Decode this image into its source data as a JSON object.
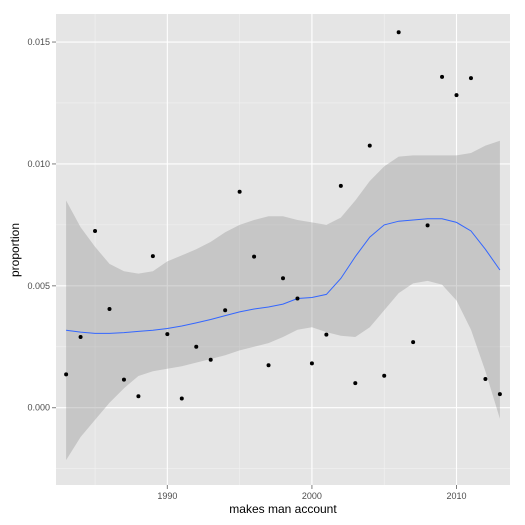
{
  "chart_data": {
    "type": "scatter",
    "xlabel": "makes man account",
    "ylabel": "proportion",
    "xlim": [
      1982.3,
      2013.7
    ],
    "ylim": [
      -0.00317,
      0.01615
    ],
    "x_ticks": [
      1990,
      2000,
      2010
    ],
    "x_tick_labels": [
      "1990",
      "2000",
      "2010"
    ],
    "y_ticks": [
      0.0,
      0.005,
      0.01,
      0.015
    ],
    "y_tick_labels": [
      "0.000",
      "0.005",
      "0.010",
      "0.015"
    ],
    "grid": true,
    "background": "#E5E5E5",
    "colors": {
      "points": "#000000",
      "smooth_line": "#3366FF",
      "ribbon": "#999999",
      "grid": "#FFFFFF"
    },
    "points": {
      "x": [
        1983,
        1984,
        1985,
        1986,
        1987,
        1988,
        1989,
        1990,
        1991,
        1992,
        1993,
        1994,
        1995,
        1996,
        1997,
        1998,
        1999,
        2000,
        2001,
        2002,
        2003,
        2004,
        2005,
        2006,
        2007,
        2008,
        2009,
        2010,
        2011,
        2012,
        2013
      ],
      "y": [
        0.00137,
        0.0029,
        0.00725,
        0.00405,
        0.00115,
        0.00047,
        0.00622,
        0.00302,
        0.00038,
        0.0025,
        0.00197,
        0.004,
        0.00886,
        0.0062,
        0.00174,
        0.00531,
        0.00448,
        0.00182,
        0.003,
        0.0091,
        0.00101,
        0.01075,
        0.00131,
        0.0154,
        0.00269,
        0.00748,
        0.01357,
        0.01282,
        0.01352,
        0.00118,
        0.00056
      ]
    },
    "smooth": {
      "x": [
        1983,
        1984,
        1985,
        1986,
        1987,
        1988,
        1989,
        1990,
        1991,
        1992,
        1993,
        1994,
        1995,
        1996,
        1997,
        1998,
        1999,
        2000,
        2001,
        2002,
        2003,
        2004,
        2005,
        2006,
        2007,
        2008,
        2009,
        2010,
        2011,
        2012,
        2013
      ],
      "fit": [
        0.00318,
        0.0031,
        0.00305,
        0.00305,
        0.00308,
        0.00313,
        0.00318,
        0.00325,
        0.00335,
        0.00348,
        0.00362,
        0.00378,
        0.00393,
        0.00405,
        0.00413,
        0.00425,
        0.00448,
        0.00452,
        0.00465,
        0.0053,
        0.0062,
        0.007,
        0.0075,
        0.00765,
        0.0077,
        0.00775,
        0.00775,
        0.0076,
        0.00725,
        0.0065,
        0.00565
      ],
      "lower": [
        -0.00215,
        -0.0012,
        -0.0005,
        0.0002,
        0.0008,
        0.0013,
        0.0015,
        0.0016,
        0.0017,
        0.00185,
        0.002,
        0.00215,
        0.00235,
        0.0025,
        0.00265,
        0.0029,
        0.0032,
        0.0033,
        0.0031,
        0.00295,
        0.0029,
        0.0033,
        0.004,
        0.0047,
        0.0051,
        0.0052,
        0.00505,
        0.0044,
        0.0032,
        0.0015,
        -0.00045
      ],
      "upper": [
        0.0085,
        0.0074,
        0.0066,
        0.0059,
        0.0056,
        0.0055,
        0.0056,
        0.006,
        0.00625,
        0.0065,
        0.0068,
        0.0072,
        0.0075,
        0.0077,
        0.00785,
        0.00785,
        0.0077,
        0.0076,
        0.0075,
        0.0078,
        0.0085,
        0.0093,
        0.0099,
        0.0103,
        0.01035,
        0.01035,
        0.01035,
        0.01035,
        0.01045,
        0.01075,
        0.01095
      ]
    }
  }
}
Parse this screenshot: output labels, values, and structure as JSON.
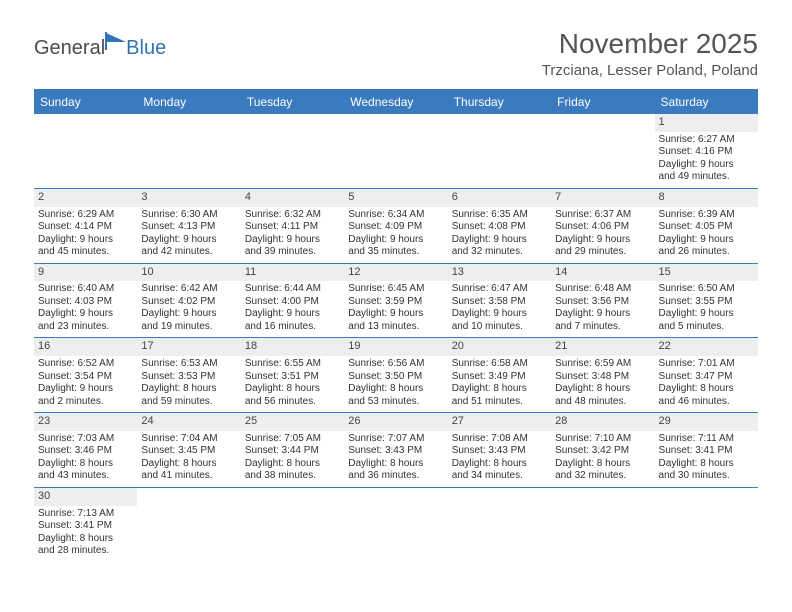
{
  "logo": {
    "text1": "General",
    "text2": "Blue"
  },
  "title": "November 2025",
  "location": "Trzciana, Lesser Poland, Poland",
  "colors": {
    "header_bg": "#3a7bbf",
    "header_text": "#ffffff",
    "row_border": "#3a7bbf",
    "daynum_bg": "#eeeeee",
    "body_text": "#333333",
    "title_text": "#555555",
    "logo_gray": "#4b4b4b",
    "logo_blue": "#2f74b5",
    "page_bg": "#ffffff"
  },
  "day_headers": [
    "Sunday",
    "Monday",
    "Tuesday",
    "Wednesday",
    "Thursday",
    "Friday",
    "Saturday"
  ],
  "weeks": [
    [
      null,
      null,
      null,
      null,
      null,
      null,
      {
        "n": "1",
        "sr": "Sunrise: 6:27 AM",
        "ss": "Sunset: 4:16 PM",
        "d1": "Daylight: 9 hours",
        "d2": "and 49 minutes."
      }
    ],
    [
      {
        "n": "2",
        "sr": "Sunrise: 6:29 AM",
        "ss": "Sunset: 4:14 PM",
        "d1": "Daylight: 9 hours",
        "d2": "and 45 minutes."
      },
      {
        "n": "3",
        "sr": "Sunrise: 6:30 AM",
        "ss": "Sunset: 4:13 PM",
        "d1": "Daylight: 9 hours",
        "d2": "and 42 minutes."
      },
      {
        "n": "4",
        "sr": "Sunrise: 6:32 AM",
        "ss": "Sunset: 4:11 PM",
        "d1": "Daylight: 9 hours",
        "d2": "and 39 minutes."
      },
      {
        "n": "5",
        "sr": "Sunrise: 6:34 AM",
        "ss": "Sunset: 4:09 PM",
        "d1": "Daylight: 9 hours",
        "d2": "and 35 minutes."
      },
      {
        "n": "6",
        "sr": "Sunrise: 6:35 AM",
        "ss": "Sunset: 4:08 PM",
        "d1": "Daylight: 9 hours",
        "d2": "and 32 minutes."
      },
      {
        "n": "7",
        "sr": "Sunrise: 6:37 AM",
        "ss": "Sunset: 4:06 PM",
        "d1": "Daylight: 9 hours",
        "d2": "and 29 minutes."
      },
      {
        "n": "8",
        "sr": "Sunrise: 6:39 AM",
        "ss": "Sunset: 4:05 PM",
        "d1": "Daylight: 9 hours",
        "d2": "and 26 minutes."
      }
    ],
    [
      {
        "n": "9",
        "sr": "Sunrise: 6:40 AM",
        "ss": "Sunset: 4:03 PM",
        "d1": "Daylight: 9 hours",
        "d2": "and 23 minutes."
      },
      {
        "n": "10",
        "sr": "Sunrise: 6:42 AM",
        "ss": "Sunset: 4:02 PM",
        "d1": "Daylight: 9 hours",
        "d2": "and 19 minutes."
      },
      {
        "n": "11",
        "sr": "Sunrise: 6:44 AM",
        "ss": "Sunset: 4:00 PM",
        "d1": "Daylight: 9 hours",
        "d2": "and 16 minutes."
      },
      {
        "n": "12",
        "sr": "Sunrise: 6:45 AM",
        "ss": "Sunset: 3:59 PM",
        "d1": "Daylight: 9 hours",
        "d2": "and 13 minutes."
      },
      {
        "n": "13",
        "sr": "Sunrise: 6:47 AM",
        "ss": "Sunset: 3:58 PM",
        "d1": "Daylight: 9 hours",
        "d2": "and 10 minutes."
      },
      {
        "n": "14",
        "sr": "Sunrise: 6:48 AM",
        "ss": "Sunset: 3:56 PM",
        "d1": "Daylight: 9 hours",
        "d2": "and 7 minutes."
      },
      {
        "n": "15",
        "sr": "Sunrise: 6:50 AM",
        "ss": "Sunset: 3:55 PM",
        "d1": "Daylight: 9 hours",
        "d2": "and 5 minutes."
      }
    ],
    [
      {
        "n": "16",
        "sr": "Sunrise: 6:52 AM",
        "ss": "Sunset: 3:54 PM",
        "d1": "Daylight: 9 hours",
        "d2": "and 2 minutes."
      },
      {
        "n": "17",
        "sr": "Sunrise: 6:53 AM",
        "ss": "Sunset: 3:53 PM",
        "d1": "Daylight: 8 hours",
        "d2": "and 59 minutes."
      },
      {
        "n": "18",
        "sr": "Sunrise: 6:55 AM",
        "ss": "Sunset: 3:51 PM",
        "d1": "Daylight: 8 hours",
        "d2": "and 56 minutes."
      },
      {
        "n": "19",
        "sr": "Sunrise: 6:56 AM",
        "ss": "Sunset: 3:50 PM",
        "d1": "Daylight: 8 hours",
        "d2": "and 53 minutes."
      },
      {
        "n": "20",
        "sr": "Sunrise: 6:58 AM",
        "ss": "Sunset: 3:49 PM",
        "d1": "Daylight: 8 hours",
        "d2": "and 51 minutes."
      },
      {
        "n": "21",
        "sr": "Sunrise: 6:59 AM",
        "ss": "Sunset: 3:48 PM",
        "d1": "Daylight: 8 hours",
        "d2": "and 48 minutes."
      },
      {
        "n": "22",
        "sr": "Sunrise: 7:01 AM",
        "ss": "Sunset: 3:47 PM",
        "d1": "Daylight: 8 hours",
        "d2": "and 46 minutes."
      }
    ],
    [
      {
        "n": "23",
        "sr": "Sunrise: 7:03 AM",
        "ss": "Sunset: 3:46 PM",
        "d1": "Daylight: 8 hours",
        "d2": "and 43 minutes."
      },
      {
        "n": "24",
        "sr": "Sunrise: 7:04 AM",
        "ss": "Sunset: 3:45 PM",
        "d1": "Daylight: 8 hours",
        "d2": "and 41 minutes."
      },
      {
        "n": "25",
        "sr": "Sunrise: 7:05 AM",
        "ss": "Sunset: 3:44 PM",
        "d1": "Daylight: 8 hours",
        "d2": "and 38 minutes."
      },
      {
        "n": "26",
        "sr": "Sunrise: 7:07 AM",
        "ss": "Sunset: 3:43 PM",
        "d1": "Daylight: 8 hours",
        "d2": "and 36 minutes."
      },
      {
        "n": "27",
        "sr": "Sunrise: 7:08 AM",
        "ss": "Sunset: 3:43 PM",
        "d1": "Daylight: 8 hours",
        "d2": "and 34 minutes."
      },
      {
        "n": "28",
        "sr": "Sunrise: 7:10 AM",
        "ss": "Sunset: 3:42 PM",
        "d1": "Daylight: 8 hours",
        "d2": "and 32 minutes."
      },
      {
        "n": "29",
        "sr": "Sunrise: 7:11 AM",
        "ss": "Sunset: 3:41 PM",
        "d1": "Daylight: 8 hours",
        "d2": "and 30 minutes."
      }
    ],
    [
      {
        "n": "30",
        "sr": "Sunrise: 7:13 AM",
        "ss": "Sunset: 3:41 PM",
        "d1": "Daylight: 8 hours",
        "d2": "and 28 minutes."
      },
      null,
      null,
      null,
      null,
      null,
      null
    ]
  ]
}
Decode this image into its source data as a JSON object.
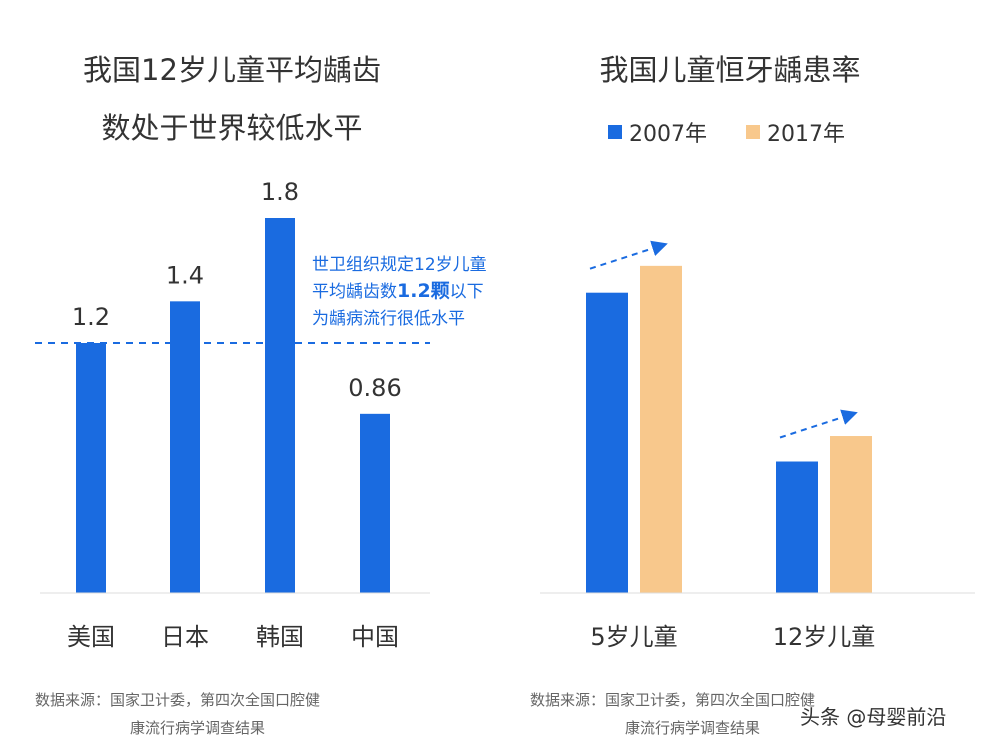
{
  "colors": {
    "blue": "#1a6be0",
    "orange": "#f8c88c",
    "text": "#333333",
    "source": "#555555",
    "annotation": "#1a6be0"
  },
  "chart_data": [
    {
      "type": "bar",
      "title": [
        "我国12岁儿童平均龋齿",
        "数处于世界较低水平"
      ],
      "categories": [
        "美国",
        "日本",
        "韩国",
        "中国"
      ],
      "values": [
        1.2,
        1.4,
        1.8,
        0.86
      ],
      "data_labels": [
        "1.2",
        "1.4",
        "1.8",
        "0.86"
      ],
      "reference_line": {
        "value": 1.2,
        "style": "dashed"
      },
      "annotation": [
        "世卫组织规定12岁儿童",
        "平均龋齿数",
        "1.2颗",
        "以下",
        "为龋病流行很低水平"
      ],
      "ylim": [
        0,
        1.8
      ],
      "grid": false,
      "source": [
        "数据来源：国家卫计委，第四次全国口腔健",
        "康流行病学调查结果"
      ]
    },
    {
      "type": "bar",
      "title": "我国儿童恒牙龋患率",
      "categories": [
        "5岁儿童",
        "12岁儿童"
      ],
      "series": [
        {
          "name": "2007年",
          "values": [
            66,
            28.9
          ]
        },
        {
          "name": "2017年",
          "values": [
            71.9,
            34.5
          ]
        }
      ],
      "legend": "top",
      "trend_arrows": true,
      "grid": false,
      "source": [
        "数据来源：国家卫计委，第四次全国口腔健",
        "康流行病学调查结果"
      ]
    }
  ],
  "watermark": "头条 @母婴前沿"
}
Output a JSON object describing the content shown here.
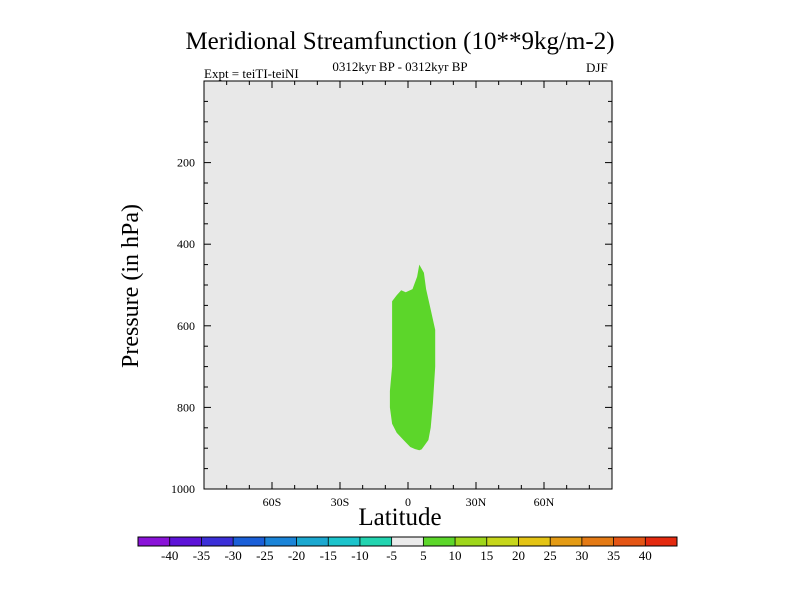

::::::::

→ Exercise goal:
Search the data above for the string "JSON" and return every line that has it.

→ Task solution:
Decode this image into its source data as a JSON object.
Parse this screenshot: output labels, values, and structure as JSON.
Decode this image into its source data as a JSON object.
Output a JSON object describing the content shown here.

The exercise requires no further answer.